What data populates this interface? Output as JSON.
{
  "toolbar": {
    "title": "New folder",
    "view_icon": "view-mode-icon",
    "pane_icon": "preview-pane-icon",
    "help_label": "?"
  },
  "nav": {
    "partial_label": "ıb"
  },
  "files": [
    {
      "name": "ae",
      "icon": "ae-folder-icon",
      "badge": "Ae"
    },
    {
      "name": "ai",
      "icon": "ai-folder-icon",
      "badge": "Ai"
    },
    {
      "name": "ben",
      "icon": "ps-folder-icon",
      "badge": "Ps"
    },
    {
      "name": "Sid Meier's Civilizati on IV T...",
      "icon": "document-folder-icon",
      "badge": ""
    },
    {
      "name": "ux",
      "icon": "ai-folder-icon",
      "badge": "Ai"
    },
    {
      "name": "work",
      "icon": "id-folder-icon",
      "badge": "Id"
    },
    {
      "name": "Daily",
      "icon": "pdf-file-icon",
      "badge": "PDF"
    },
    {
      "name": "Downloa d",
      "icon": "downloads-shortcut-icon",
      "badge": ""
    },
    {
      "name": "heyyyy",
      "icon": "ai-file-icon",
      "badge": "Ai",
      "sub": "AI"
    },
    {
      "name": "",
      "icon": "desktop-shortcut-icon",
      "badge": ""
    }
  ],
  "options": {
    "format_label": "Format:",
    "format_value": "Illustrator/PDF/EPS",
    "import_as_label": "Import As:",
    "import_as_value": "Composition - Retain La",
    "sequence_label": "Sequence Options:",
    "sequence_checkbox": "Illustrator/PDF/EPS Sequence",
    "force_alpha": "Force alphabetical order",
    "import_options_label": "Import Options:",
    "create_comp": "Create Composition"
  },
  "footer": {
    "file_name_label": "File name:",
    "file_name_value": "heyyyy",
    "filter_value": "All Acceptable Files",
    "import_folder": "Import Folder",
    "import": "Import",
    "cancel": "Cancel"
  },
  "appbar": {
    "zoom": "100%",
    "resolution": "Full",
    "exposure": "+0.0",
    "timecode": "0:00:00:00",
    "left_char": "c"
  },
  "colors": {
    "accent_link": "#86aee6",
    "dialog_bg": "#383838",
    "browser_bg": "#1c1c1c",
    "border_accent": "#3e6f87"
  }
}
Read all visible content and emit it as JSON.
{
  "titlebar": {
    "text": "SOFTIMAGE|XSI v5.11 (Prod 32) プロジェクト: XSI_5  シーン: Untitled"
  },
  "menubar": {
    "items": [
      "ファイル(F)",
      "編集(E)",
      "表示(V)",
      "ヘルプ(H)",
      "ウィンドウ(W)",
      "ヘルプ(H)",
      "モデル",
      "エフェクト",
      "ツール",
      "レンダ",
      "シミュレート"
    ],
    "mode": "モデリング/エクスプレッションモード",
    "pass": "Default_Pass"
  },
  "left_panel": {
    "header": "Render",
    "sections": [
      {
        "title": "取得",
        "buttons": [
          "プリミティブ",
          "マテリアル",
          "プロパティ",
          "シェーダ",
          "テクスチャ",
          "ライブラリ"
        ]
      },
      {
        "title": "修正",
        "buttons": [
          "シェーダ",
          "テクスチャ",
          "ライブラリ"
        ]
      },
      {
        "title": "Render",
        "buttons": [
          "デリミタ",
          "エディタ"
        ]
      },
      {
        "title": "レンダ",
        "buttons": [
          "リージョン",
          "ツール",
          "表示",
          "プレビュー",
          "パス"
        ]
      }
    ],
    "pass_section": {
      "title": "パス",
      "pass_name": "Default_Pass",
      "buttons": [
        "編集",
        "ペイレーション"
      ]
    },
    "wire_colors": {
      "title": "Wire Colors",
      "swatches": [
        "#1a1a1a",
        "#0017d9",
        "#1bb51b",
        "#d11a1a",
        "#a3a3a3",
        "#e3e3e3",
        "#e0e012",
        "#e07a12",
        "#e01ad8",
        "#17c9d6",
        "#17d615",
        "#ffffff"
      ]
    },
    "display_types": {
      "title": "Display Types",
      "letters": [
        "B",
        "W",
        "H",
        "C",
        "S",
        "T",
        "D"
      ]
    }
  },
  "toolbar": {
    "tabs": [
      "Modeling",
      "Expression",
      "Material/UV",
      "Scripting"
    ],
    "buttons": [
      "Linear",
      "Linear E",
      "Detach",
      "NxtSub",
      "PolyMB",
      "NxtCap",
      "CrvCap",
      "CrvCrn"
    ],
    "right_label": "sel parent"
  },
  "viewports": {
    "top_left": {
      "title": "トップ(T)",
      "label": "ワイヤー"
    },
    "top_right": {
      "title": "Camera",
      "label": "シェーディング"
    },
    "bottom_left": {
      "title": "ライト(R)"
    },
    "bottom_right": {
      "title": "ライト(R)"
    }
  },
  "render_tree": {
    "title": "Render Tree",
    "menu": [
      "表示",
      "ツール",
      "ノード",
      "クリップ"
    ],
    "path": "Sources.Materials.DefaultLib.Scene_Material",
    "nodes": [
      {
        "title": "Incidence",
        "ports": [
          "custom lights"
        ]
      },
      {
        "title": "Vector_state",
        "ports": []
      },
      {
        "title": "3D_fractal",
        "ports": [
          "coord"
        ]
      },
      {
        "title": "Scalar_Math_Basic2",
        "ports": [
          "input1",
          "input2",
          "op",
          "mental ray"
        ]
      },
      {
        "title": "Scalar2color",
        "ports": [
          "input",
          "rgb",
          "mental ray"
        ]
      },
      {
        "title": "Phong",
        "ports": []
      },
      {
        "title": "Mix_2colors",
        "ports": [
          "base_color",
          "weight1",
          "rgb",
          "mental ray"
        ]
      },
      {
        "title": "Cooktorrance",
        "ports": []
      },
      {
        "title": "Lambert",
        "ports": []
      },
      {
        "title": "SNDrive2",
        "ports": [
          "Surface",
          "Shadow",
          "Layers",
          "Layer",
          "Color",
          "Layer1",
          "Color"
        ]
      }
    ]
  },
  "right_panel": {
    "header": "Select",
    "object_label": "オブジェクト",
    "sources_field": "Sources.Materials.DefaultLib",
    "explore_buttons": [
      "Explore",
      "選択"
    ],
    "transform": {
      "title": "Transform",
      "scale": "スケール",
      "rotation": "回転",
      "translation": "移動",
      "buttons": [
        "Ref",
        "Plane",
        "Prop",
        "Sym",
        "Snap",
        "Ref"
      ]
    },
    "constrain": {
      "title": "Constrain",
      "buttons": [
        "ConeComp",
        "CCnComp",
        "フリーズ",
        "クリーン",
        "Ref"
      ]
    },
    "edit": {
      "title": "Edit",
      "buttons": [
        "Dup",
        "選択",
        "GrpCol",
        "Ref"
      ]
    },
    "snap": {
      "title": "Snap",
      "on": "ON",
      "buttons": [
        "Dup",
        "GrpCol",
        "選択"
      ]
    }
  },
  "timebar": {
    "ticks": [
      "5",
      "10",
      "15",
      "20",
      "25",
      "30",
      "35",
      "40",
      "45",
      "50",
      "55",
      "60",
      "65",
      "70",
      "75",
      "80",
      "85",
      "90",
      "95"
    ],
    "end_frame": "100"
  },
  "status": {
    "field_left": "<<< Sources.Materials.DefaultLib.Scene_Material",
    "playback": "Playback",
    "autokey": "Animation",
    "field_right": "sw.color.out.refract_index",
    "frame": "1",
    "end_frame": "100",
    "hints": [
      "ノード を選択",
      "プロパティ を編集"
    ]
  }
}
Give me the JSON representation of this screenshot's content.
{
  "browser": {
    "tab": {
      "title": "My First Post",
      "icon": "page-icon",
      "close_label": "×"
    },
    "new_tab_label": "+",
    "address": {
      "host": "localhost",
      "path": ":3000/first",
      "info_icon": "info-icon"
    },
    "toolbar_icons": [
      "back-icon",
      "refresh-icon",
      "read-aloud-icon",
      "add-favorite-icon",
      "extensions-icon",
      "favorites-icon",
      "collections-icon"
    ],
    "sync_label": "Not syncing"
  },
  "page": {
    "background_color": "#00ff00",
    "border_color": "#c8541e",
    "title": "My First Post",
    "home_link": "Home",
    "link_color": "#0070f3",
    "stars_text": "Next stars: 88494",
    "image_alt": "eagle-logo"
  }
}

TASK OBJECTIVE — The word "DefaultLib" appears in how many lines of the records? Give the number only.

EXERCISE RESPONSE — 3